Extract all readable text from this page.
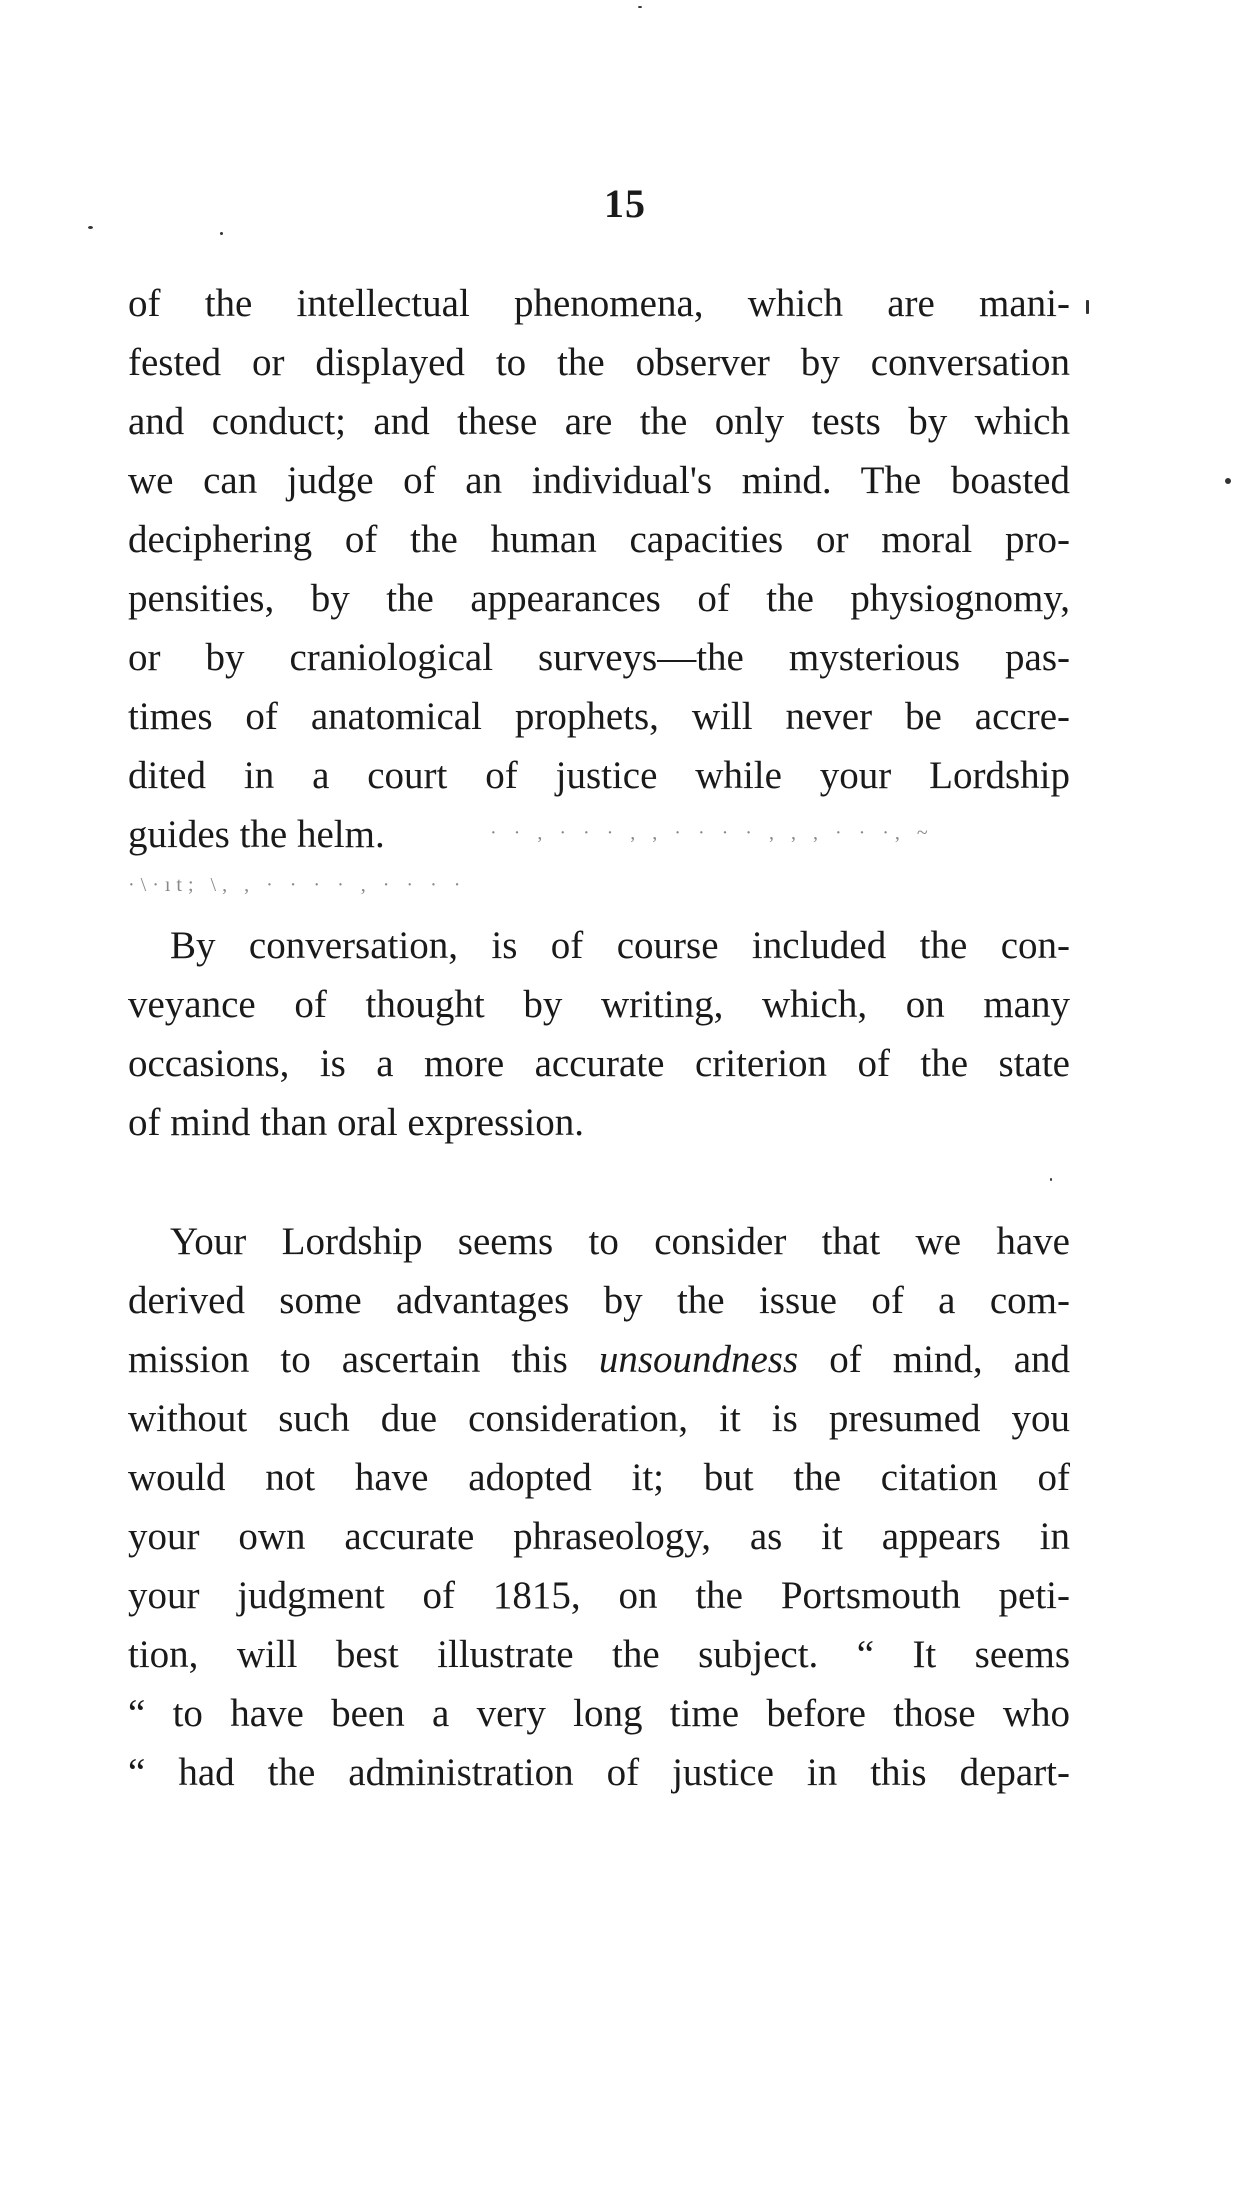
15
of the intellectual phenomena, which are mani-
fested or displayed to the observer by conversation
and conduct; and these are the only tests by which
we can judge of an individual's mind. The boasted
deciphering of the human capacities or moral pro-
pensities, by the appearances of the physiognomy,
or by craniological surveys—the mysterious pas-
times of anatomical prophets, will never be accre-
dited in a court of justice while your Lordship
guides the helm.	· · , · · · , , · · · · , , , · · ·, ~
·\·ıt; \, , · · · · , · · · ·
By conversation, is of course included the con-
veyance of thought by writing, which, on many
occasions, is a more accurate criterion of the state
of mind than oral expression.
Your Lordship seems to consider that we have
derived some advantages by the issue of a com-
mission to ascertain this unsoundness of mind, and
without such due consideration, it is presumed you
would not have adopted it; but the citation of
your own accurate phraseology, as it appears in
your judgment of 1815, on the Portsmouth peti-
tion, will best illustrate the subject. “ It seems
“ to have been a very long time before those who
“ had the administration of justice in this depart-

## Directions
Every line above should be returned word for word, with the pictures left behind.

## The reply
Extract all readable text from this page.
15
of the intellectual phenomena, which are mani-
fested or displayed to the observer by conversation
and conduct; and these are the only tests by which
we can judge of an individual's mind. The boasted
deciphering of the human capacities or moral pro-
pensities, by the appearances of the physiognomy,
or by craniological surveys—the mysterious pas-
times of anatomical prophets, will never be accre-
dited in a court of justice while your Lordship
guides the helm.	· · , · · · , , · · · · , , , · · ·, ~
·\·ıt; \, , · · · · , · · · ·
By conversation, is of course included the con-
veyance of thought by writing, which, on many
occasions, is a more accurate criterion of the state
of mind than oral expression.
Your Lordship seems to consider that we have
derived some advantages by the issue of a com-
mission to ascertain this unsoundness of mind, and
without such due consideration, it is presumed you
would not have adopted it; but the citation of
your own accurate phraseology, as it appears in
your judgment of 1815, on the Portsmouth peti-
tion, will best illustrate the subject. “ It seems
“ to have been a very long time before those who
“ had the administration of justice in this depart-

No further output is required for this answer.